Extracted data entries

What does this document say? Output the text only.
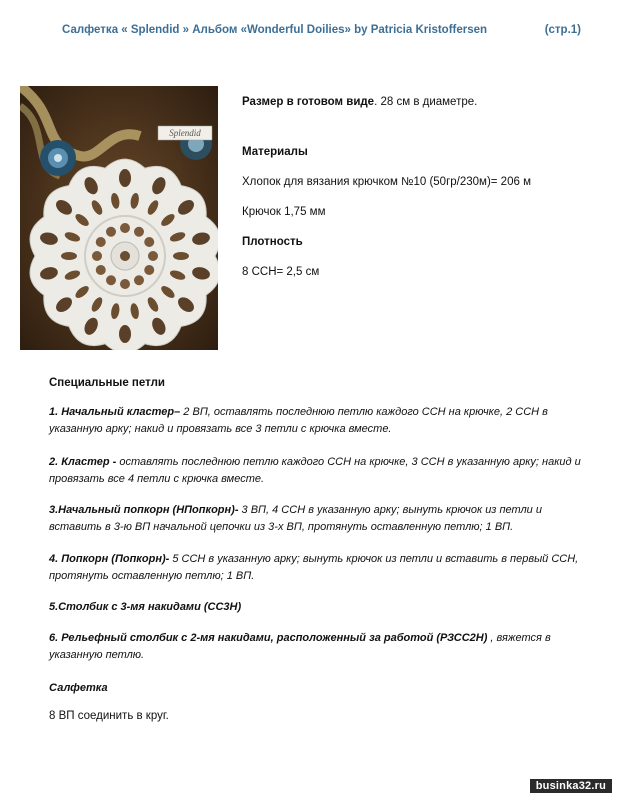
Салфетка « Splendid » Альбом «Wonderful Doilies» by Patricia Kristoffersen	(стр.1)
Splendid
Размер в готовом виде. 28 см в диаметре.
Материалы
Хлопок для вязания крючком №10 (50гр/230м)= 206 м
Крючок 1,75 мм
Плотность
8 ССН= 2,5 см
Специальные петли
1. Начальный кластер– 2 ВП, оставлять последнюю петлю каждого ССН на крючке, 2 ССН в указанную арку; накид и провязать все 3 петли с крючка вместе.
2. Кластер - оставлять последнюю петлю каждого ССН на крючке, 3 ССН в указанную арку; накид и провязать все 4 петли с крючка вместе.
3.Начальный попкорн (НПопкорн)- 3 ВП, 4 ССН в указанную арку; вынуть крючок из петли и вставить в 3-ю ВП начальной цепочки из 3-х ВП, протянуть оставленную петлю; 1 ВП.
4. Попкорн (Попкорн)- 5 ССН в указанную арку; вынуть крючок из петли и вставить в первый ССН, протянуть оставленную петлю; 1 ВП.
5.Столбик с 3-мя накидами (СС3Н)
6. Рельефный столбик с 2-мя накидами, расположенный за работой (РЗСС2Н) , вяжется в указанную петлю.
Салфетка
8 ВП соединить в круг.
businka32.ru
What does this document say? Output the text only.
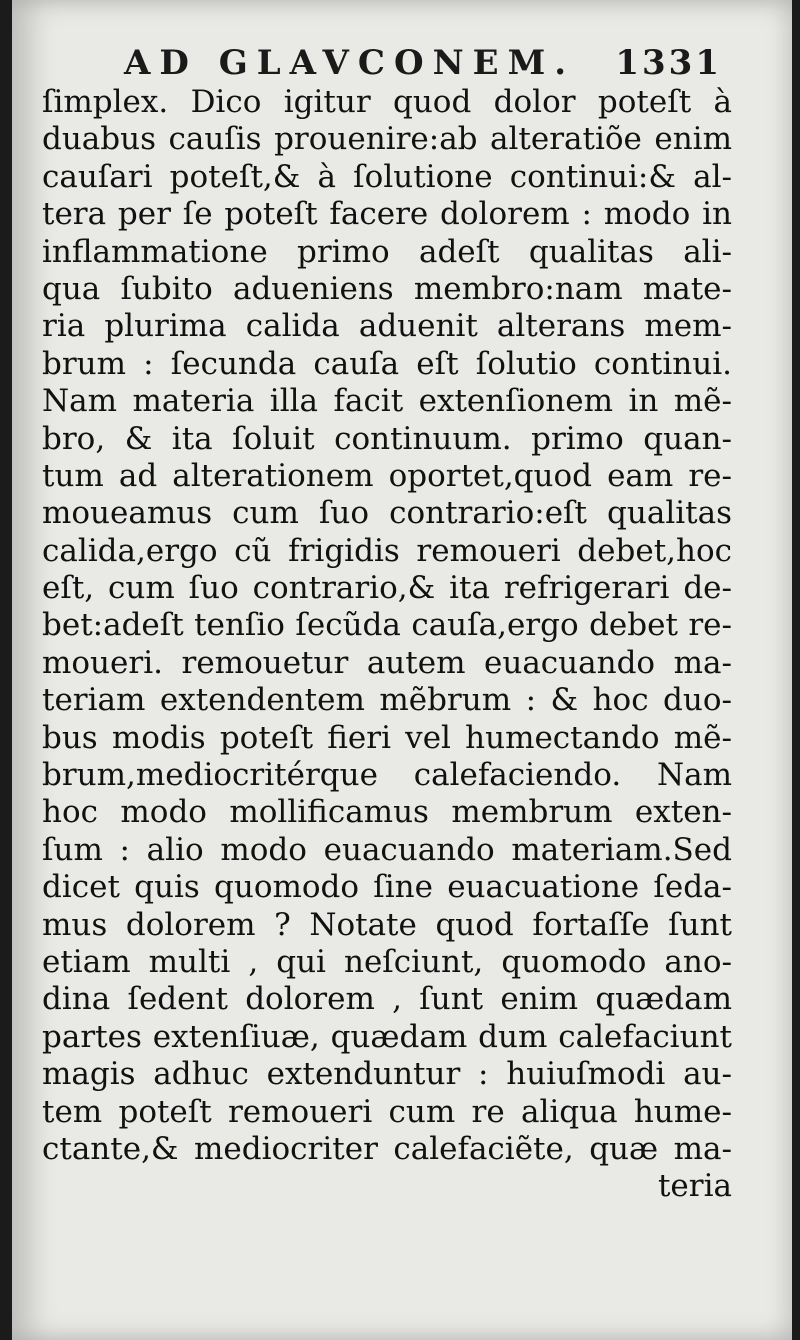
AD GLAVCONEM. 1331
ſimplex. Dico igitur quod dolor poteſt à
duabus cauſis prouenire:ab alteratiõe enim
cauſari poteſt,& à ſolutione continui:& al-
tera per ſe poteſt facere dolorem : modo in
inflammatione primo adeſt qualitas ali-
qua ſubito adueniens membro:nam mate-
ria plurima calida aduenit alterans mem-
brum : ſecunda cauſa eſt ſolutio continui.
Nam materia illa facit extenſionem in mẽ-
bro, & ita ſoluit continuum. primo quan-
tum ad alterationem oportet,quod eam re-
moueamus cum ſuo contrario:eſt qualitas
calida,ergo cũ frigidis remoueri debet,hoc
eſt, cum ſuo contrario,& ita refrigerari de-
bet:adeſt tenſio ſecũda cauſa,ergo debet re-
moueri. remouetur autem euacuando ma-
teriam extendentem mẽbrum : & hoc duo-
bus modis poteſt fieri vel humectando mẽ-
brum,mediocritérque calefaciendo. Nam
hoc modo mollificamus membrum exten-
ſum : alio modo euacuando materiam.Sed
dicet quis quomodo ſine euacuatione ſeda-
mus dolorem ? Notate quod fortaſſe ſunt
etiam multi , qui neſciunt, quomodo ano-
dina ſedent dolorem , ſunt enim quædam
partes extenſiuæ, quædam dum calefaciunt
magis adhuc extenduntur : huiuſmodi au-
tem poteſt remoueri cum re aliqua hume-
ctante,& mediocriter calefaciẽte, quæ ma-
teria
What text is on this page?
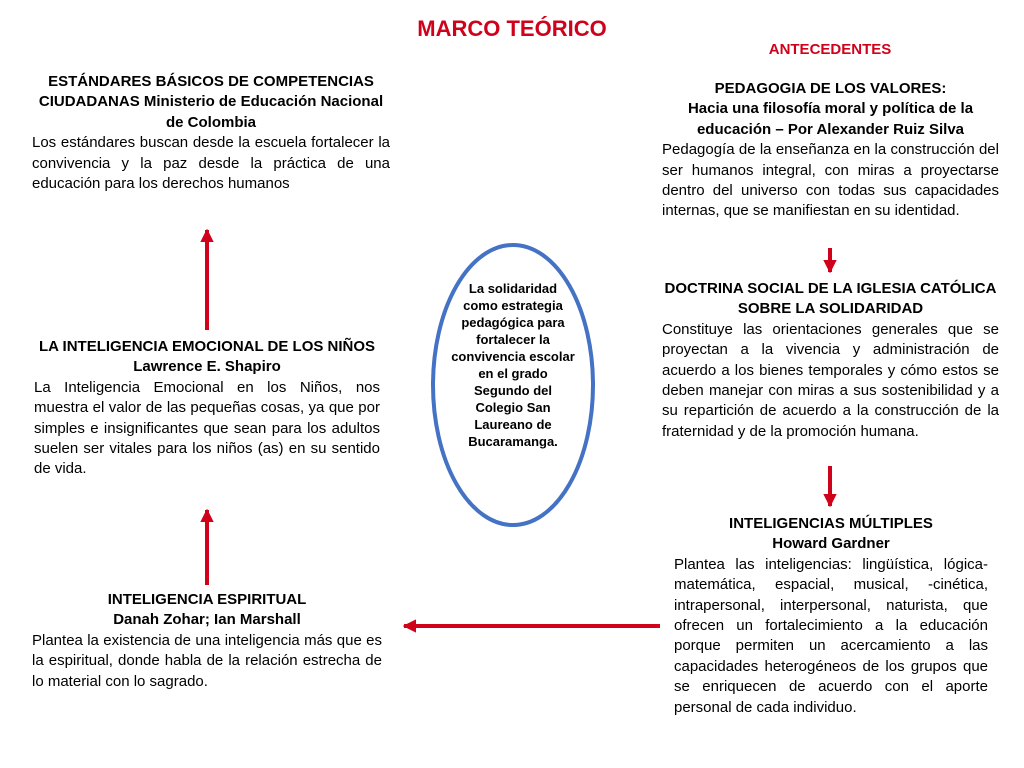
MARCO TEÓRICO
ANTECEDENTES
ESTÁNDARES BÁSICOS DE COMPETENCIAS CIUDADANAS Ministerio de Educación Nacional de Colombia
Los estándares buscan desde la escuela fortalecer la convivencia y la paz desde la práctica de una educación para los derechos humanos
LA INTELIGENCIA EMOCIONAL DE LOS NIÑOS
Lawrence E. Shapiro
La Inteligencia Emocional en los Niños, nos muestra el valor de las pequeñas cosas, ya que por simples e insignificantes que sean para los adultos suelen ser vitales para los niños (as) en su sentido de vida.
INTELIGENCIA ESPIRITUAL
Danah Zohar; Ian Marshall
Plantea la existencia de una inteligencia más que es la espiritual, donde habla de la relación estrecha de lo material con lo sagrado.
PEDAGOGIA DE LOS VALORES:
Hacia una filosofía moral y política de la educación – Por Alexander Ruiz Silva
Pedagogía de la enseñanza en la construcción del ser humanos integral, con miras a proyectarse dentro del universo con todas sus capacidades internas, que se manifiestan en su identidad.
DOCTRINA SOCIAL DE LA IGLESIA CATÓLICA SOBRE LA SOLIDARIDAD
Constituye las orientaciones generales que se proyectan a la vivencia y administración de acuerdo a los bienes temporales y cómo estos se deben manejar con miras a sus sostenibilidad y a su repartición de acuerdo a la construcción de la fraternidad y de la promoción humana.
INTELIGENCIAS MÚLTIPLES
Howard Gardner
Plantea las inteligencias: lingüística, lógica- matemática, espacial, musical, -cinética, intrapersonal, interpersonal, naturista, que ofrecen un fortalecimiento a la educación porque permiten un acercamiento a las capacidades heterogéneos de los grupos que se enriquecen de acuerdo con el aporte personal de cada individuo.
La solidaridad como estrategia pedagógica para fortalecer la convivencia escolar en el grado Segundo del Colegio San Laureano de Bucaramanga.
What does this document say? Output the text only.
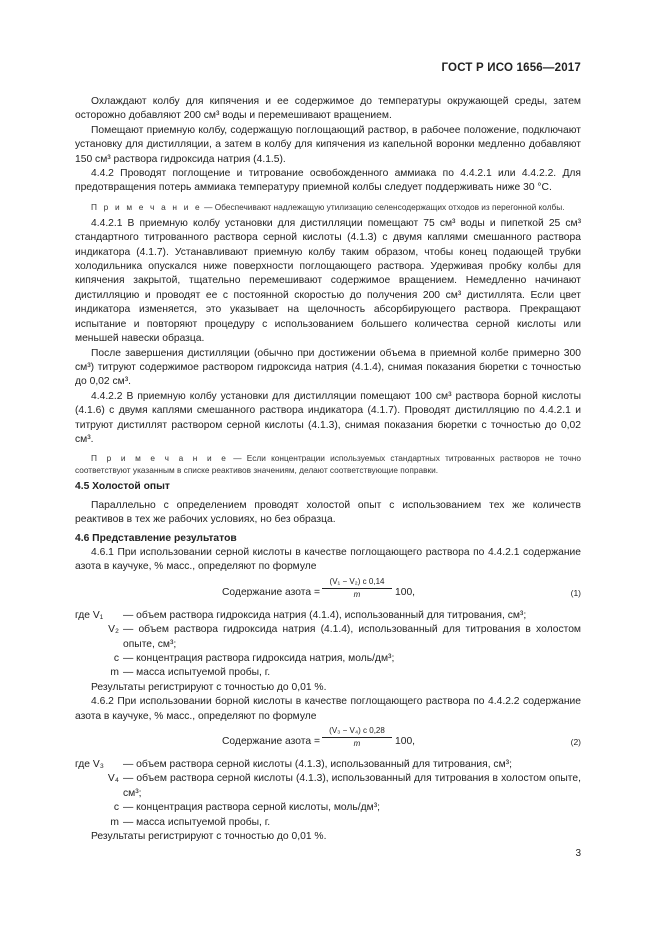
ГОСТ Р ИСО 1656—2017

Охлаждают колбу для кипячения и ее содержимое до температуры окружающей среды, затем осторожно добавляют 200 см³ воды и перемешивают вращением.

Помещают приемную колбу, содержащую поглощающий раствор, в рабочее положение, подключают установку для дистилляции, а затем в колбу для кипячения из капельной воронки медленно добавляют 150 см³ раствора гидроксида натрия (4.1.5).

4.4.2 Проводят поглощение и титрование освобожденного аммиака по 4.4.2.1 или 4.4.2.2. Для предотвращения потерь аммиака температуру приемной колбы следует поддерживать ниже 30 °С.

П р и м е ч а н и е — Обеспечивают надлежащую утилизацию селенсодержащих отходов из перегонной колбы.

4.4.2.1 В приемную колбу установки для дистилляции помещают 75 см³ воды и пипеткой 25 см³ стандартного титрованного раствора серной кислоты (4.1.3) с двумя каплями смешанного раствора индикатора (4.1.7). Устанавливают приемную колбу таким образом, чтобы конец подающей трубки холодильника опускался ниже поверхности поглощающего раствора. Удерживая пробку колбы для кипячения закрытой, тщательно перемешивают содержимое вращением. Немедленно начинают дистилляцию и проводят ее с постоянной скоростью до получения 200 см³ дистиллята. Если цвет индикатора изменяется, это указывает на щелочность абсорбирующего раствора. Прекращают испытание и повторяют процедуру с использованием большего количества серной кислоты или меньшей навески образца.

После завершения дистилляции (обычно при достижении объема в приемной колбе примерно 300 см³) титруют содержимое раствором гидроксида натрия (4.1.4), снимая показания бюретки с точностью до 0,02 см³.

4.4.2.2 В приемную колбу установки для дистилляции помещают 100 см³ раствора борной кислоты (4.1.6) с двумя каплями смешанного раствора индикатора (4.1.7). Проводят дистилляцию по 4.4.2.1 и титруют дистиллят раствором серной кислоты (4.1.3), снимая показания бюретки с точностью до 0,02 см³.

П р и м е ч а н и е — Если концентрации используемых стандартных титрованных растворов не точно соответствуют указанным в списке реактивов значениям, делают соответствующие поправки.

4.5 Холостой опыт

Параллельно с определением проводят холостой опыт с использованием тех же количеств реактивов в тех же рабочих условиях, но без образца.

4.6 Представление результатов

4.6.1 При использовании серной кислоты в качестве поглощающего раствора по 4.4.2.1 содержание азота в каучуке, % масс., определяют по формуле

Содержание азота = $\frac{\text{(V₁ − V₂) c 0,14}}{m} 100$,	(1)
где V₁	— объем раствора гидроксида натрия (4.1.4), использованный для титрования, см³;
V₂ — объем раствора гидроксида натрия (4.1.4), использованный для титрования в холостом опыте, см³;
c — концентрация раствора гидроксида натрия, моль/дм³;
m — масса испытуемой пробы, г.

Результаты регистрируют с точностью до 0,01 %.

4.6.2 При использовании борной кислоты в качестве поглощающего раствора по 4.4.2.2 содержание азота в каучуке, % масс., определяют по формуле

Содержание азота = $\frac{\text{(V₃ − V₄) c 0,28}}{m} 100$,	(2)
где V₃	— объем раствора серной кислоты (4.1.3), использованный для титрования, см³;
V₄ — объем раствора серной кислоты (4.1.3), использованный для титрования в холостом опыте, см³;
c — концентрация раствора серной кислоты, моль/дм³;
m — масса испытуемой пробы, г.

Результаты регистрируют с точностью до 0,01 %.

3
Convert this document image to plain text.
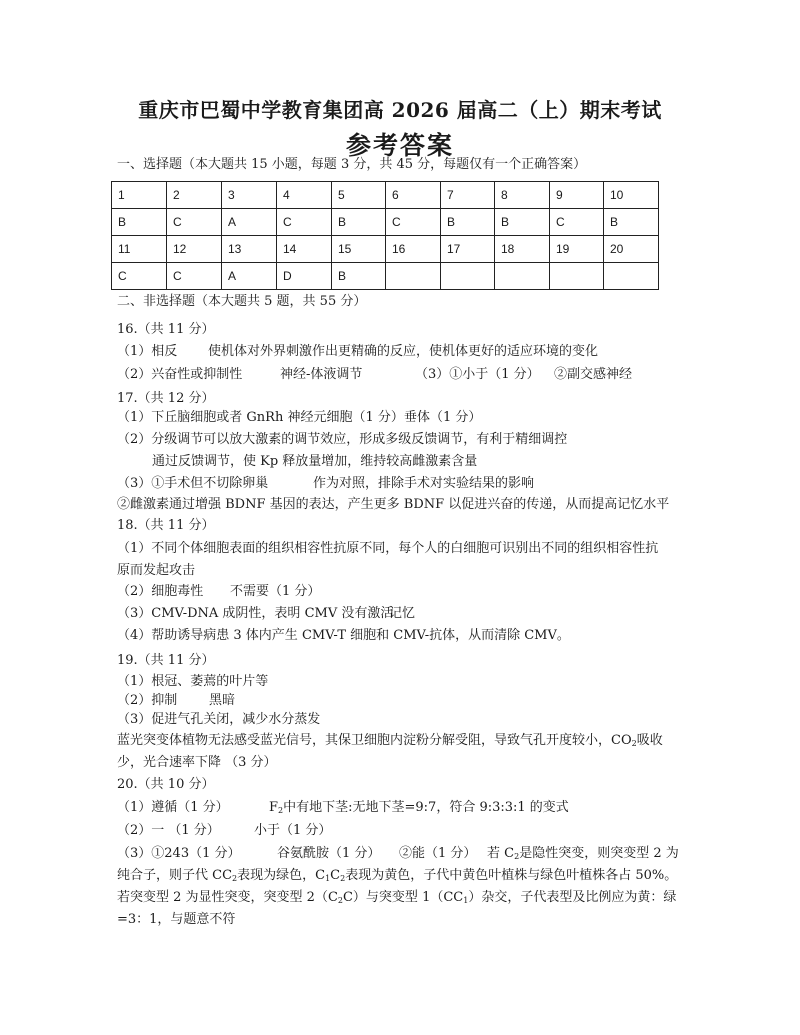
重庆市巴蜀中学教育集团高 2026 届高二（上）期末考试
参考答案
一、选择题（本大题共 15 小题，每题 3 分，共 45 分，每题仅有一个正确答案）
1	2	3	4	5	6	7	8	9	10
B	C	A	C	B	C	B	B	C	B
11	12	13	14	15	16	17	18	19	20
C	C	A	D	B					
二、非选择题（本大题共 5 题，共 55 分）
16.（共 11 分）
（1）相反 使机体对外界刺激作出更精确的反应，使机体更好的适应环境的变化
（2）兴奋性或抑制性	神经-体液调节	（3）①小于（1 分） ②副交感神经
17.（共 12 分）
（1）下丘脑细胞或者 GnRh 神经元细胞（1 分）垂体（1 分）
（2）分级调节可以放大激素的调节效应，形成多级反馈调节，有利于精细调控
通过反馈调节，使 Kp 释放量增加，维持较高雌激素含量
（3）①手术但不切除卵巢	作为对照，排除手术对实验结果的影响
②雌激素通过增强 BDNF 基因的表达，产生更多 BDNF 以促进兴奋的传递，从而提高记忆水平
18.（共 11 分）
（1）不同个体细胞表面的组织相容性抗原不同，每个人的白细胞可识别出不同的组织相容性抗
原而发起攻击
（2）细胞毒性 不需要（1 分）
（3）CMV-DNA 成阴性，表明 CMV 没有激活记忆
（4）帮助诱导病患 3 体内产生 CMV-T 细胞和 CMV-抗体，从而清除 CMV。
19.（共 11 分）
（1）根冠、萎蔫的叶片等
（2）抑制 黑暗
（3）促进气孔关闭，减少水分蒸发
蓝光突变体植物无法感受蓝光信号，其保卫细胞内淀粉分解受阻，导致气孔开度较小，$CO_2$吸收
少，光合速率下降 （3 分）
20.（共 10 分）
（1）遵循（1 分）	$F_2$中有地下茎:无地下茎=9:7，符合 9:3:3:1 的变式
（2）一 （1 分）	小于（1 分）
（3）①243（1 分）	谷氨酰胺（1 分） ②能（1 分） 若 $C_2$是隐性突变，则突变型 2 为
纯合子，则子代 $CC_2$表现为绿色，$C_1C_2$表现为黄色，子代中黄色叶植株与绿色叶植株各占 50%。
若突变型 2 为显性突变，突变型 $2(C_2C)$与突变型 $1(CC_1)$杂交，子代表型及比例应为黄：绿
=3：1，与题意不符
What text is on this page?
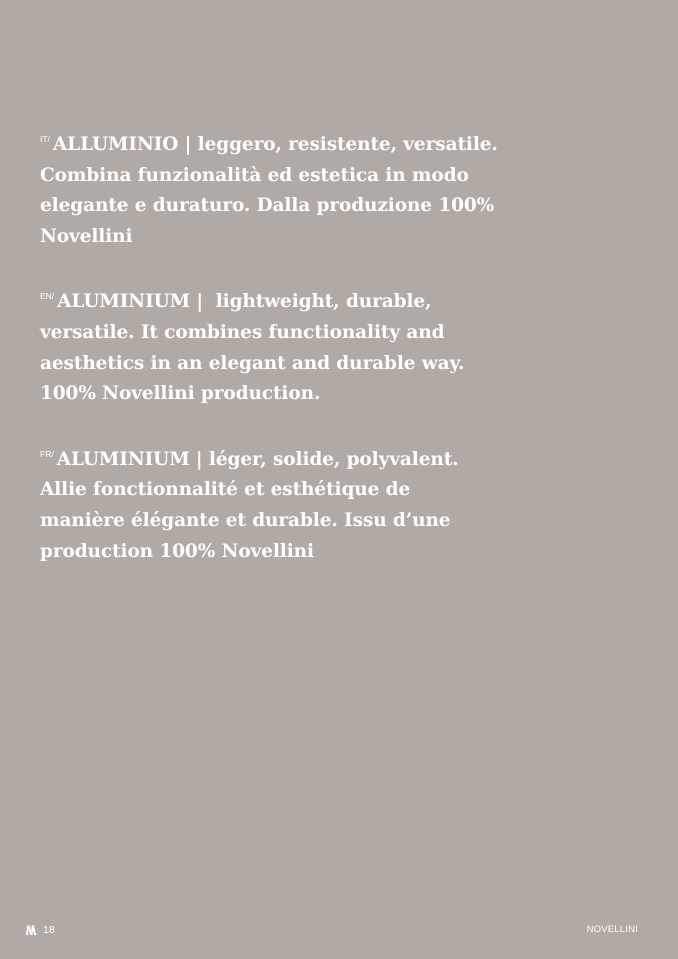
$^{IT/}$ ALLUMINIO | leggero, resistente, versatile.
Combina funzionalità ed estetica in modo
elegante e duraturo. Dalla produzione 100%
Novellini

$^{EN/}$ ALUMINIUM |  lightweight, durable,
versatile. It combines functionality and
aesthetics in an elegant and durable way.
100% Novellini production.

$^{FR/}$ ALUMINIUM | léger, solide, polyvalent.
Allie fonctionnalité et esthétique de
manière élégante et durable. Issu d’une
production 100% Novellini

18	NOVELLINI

_Prompt_
What do the lines above say from the line containing "Convert this document image to plain text." through the last line? Quote them exactly, both ends included, and leave out the pictures.

_Result for this task_
Convert this document image to plain text.
重庆市巴蜀中学教育集团高 2026 届高二（上）期末考试
参考答案
一、选择题（本大题共 15 小题，每题 3 分，共 45 分，每题仅有一个正确答案）
1	2	3	4	5	6	7	8	9	10
B	C	A	C	B	C	B	B	C	B
11	12	13	14	15	16	17	18	19	20
C	C	A	D	B					
二、非选择题（本大题共 5 题，共 55 分）
16.（共 11 分）
（1）相反 使机体对外界刺激作出更精确的反应，使机体更好的适应环境的变化
（2）兴奋性或抑制性	神经-体液调节	（3）①小于（1 分） ②副交感神经
17.（共 12 分）
（1）下丘脑细胞或者 GnRh 神经元细胞（1 分）垂体（1 分）
（2）分级调节可以放大激素的调节效应，形成多级反馈调节，有利于精细调控
通过反馈调节，使 Kp 释放量增加，维持较高雌激素含量
（3）①手术但不切除卵巢	作为对照，排除手术对实验结果的影响
②雌激素通过增强 BDNF 基因的表达，产生更多 BDNF 以促进兴奋的传递，从而提高记忆水平
18.（共 11 分）
（1）不同个体细胞表面的组织相容性抗原不同，每个人的白细胞可识别出不同的组织相容性抗
原而发起攻击
（2）细胞毒性 不需要（1 分）
（3）CMV-DNA 成阴性，表明 CMV 没有激活记忆
（4）帮助诱导病患 3 体内产生 CMV-T 细胞和 CMV-抗体，从而清除 CMV。
19.（共 11 分）
（1）根冠、萎蔫的叶片等
（2）抑制 黑暗
（3）促进气孔关闭，减少水分蒸发
蓝光突变体植物无法感受蓝光信号，其保卫细胞内淀粉分解受阻，导致气孔开度较小，$CO_2$吸收
少，光合速率下降 （3 分）
20.（共 10 分）
（1）遵循（1 分）	$F_2$中有地下茎:无地下茎=9:7，符合 9:3:3:1 的变式
（2）一 （1 分）	小于（1 分）
（3）①243（1 分）	谷氨酰胺（1 分） ②能（1 分） 若 $C_2$是隐性突变，则突变型 2 为
纯合子，则子代 $CC_2$表现为绿色，$C_1C_2$表现为黄色，子代中黄色叶植株与绿色叶植株各占 50%。
若突变型 2 为显性突变，突变型 $2(C_2C)$与突变型 $1(CC_1)$杂交，子代表型及比例应为黄：绿
=3：1，与题意不符
What text is on this page?
$^{IT/}$ ALLUMINIO | leggero, resistente, versatile.
Combina funzionalità ed estetica in modo
elegante e duraturo. Dalla produzione 100%
Novellini

$^{EN/}$ ALUMINIUM |  lightweight, durable,
versatile. It combines functionality and
aesthetics in an elegant and durable way.
100% Novellini production.

$^{FR/}$ ALUMINIUM | léger, solide, polyvalent.
Allie fonctionnalité et esthétique de
manière élégante et durable. Issu d’une
production 100% Novellini

18	NOVELLINI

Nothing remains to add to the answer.